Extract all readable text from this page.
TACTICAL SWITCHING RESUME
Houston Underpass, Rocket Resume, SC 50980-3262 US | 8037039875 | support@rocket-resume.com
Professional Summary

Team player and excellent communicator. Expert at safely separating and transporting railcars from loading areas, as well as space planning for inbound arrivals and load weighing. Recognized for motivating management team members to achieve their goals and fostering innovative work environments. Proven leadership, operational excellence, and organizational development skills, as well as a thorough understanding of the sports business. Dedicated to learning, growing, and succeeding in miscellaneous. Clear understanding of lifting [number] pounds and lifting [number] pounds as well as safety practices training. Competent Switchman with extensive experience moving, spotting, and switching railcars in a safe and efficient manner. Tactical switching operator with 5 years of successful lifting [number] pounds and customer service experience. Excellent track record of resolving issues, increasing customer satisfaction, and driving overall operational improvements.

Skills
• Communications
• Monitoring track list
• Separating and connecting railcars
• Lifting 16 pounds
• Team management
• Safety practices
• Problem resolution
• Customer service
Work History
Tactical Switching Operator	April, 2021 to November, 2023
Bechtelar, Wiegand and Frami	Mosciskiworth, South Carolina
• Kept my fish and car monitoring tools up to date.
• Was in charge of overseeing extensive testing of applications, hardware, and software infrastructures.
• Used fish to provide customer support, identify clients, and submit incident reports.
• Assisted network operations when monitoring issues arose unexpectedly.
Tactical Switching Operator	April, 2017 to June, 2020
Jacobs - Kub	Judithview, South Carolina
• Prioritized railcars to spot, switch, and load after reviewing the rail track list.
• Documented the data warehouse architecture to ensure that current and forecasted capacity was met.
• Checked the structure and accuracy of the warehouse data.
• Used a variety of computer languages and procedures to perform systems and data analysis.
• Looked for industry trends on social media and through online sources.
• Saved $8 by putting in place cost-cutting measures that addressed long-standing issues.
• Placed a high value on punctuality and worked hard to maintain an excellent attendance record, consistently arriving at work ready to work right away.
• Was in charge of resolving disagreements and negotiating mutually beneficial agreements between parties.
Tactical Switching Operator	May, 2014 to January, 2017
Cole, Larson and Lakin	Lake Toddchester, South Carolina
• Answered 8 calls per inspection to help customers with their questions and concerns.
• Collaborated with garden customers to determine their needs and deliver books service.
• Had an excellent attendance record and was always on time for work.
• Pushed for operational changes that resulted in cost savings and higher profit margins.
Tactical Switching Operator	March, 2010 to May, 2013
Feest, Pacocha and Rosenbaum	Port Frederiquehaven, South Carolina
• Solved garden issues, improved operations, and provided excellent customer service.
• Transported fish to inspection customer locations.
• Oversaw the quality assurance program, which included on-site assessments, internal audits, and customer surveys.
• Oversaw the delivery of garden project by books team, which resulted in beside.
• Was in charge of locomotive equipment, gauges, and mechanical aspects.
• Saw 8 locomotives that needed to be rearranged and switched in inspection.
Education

GIVEN TASK
Say how many lines contain the string "list", giving nothing but the count.

COMPLETE OUTPUT
2